(What the task requires)
Check each line of the listing below for the word "JSON" and say how many lines have it. Nothing else should be written.
· · · · · · ·
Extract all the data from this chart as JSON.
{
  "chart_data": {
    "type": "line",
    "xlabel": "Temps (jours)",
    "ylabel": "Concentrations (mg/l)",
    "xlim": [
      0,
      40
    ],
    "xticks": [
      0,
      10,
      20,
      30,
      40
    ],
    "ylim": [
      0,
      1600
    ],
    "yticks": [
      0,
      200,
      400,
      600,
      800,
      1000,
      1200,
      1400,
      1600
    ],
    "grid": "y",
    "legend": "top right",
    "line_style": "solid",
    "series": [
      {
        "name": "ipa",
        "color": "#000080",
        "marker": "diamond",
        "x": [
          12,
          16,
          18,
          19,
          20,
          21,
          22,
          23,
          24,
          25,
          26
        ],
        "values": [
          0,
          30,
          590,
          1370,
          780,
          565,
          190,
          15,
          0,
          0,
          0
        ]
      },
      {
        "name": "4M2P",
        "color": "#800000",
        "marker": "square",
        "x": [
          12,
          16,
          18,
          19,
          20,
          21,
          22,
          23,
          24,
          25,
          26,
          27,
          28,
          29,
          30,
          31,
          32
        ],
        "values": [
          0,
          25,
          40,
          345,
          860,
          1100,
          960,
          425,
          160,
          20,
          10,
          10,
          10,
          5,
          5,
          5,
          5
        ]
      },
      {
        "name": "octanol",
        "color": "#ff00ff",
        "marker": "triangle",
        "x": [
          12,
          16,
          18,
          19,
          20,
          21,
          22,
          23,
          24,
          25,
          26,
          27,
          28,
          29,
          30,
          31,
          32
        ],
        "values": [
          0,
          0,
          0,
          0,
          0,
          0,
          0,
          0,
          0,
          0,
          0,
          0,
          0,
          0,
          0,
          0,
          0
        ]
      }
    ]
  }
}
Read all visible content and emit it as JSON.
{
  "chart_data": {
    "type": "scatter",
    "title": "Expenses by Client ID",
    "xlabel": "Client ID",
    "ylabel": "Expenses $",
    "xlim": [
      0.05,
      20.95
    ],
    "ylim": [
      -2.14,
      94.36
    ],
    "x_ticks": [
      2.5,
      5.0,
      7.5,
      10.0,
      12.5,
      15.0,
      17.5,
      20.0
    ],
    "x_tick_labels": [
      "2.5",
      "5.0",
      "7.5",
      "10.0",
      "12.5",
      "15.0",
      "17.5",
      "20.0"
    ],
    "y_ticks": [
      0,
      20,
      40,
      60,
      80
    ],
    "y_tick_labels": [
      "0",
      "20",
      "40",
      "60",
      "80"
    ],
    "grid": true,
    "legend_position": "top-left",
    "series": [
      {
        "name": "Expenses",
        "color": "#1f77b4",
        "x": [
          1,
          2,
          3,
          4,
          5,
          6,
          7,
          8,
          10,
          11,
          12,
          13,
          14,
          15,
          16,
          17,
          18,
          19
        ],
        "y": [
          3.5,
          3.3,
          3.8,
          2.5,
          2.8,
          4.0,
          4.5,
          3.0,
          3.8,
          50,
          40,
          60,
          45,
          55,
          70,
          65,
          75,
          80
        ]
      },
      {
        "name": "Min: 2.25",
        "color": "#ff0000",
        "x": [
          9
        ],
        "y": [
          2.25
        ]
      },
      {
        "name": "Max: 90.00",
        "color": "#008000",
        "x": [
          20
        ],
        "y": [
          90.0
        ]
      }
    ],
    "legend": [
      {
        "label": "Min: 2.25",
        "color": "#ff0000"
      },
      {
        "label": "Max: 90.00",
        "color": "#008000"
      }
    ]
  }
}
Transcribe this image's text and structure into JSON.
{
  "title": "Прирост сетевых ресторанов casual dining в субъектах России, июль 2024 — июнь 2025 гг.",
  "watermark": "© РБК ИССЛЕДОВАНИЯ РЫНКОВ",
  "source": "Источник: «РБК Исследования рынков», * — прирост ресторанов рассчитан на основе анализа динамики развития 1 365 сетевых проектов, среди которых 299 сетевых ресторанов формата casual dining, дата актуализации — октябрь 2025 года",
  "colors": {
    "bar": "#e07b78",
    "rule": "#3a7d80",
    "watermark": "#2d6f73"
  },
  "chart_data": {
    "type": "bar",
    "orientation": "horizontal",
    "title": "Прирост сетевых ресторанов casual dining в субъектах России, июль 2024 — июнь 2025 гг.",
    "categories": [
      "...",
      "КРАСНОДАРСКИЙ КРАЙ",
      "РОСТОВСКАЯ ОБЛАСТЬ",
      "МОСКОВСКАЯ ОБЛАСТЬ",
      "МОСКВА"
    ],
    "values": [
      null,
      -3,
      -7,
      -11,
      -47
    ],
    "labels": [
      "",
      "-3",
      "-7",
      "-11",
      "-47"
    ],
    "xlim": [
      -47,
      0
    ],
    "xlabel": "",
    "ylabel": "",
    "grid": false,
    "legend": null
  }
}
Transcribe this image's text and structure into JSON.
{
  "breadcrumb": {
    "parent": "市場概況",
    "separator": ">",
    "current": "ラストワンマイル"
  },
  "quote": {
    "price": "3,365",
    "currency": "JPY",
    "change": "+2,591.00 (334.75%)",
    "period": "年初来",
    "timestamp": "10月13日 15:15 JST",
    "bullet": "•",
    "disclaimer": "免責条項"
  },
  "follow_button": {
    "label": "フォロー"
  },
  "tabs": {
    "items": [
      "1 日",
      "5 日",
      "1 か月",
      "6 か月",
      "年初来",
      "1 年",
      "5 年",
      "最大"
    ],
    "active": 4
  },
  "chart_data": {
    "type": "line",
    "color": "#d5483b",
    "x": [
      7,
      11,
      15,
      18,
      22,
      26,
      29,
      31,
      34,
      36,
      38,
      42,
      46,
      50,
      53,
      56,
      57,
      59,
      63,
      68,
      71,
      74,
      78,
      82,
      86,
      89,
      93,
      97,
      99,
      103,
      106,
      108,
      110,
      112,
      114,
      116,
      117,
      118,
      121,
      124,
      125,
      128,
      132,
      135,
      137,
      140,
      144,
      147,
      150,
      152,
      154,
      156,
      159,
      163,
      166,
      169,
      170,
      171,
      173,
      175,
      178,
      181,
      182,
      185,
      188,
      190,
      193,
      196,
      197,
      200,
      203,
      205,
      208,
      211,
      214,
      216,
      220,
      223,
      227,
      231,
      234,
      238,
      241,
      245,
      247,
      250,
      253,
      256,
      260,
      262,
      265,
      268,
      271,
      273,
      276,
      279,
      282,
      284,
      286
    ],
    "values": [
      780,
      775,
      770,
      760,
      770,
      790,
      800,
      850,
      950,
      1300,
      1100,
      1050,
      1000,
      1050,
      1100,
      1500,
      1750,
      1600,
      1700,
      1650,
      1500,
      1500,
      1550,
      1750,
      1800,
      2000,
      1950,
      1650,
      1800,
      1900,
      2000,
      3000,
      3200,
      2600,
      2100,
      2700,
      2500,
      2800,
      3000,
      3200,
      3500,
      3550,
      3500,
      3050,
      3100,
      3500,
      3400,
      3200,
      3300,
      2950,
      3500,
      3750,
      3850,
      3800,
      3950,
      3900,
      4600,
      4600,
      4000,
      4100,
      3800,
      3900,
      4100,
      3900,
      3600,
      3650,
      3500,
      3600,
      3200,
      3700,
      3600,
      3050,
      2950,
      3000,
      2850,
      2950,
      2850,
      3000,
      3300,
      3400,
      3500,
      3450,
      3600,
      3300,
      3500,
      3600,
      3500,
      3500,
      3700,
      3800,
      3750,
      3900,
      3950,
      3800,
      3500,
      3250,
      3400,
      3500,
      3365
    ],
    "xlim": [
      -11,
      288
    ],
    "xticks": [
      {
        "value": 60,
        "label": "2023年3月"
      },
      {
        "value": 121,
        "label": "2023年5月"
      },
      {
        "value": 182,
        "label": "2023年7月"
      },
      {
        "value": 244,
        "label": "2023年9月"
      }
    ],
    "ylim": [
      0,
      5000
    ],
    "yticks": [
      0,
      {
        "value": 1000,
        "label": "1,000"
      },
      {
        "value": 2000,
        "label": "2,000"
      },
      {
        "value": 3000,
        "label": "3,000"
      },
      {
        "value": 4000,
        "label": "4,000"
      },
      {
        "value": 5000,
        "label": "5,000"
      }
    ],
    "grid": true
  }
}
· · · · · · ·
(The solution)
4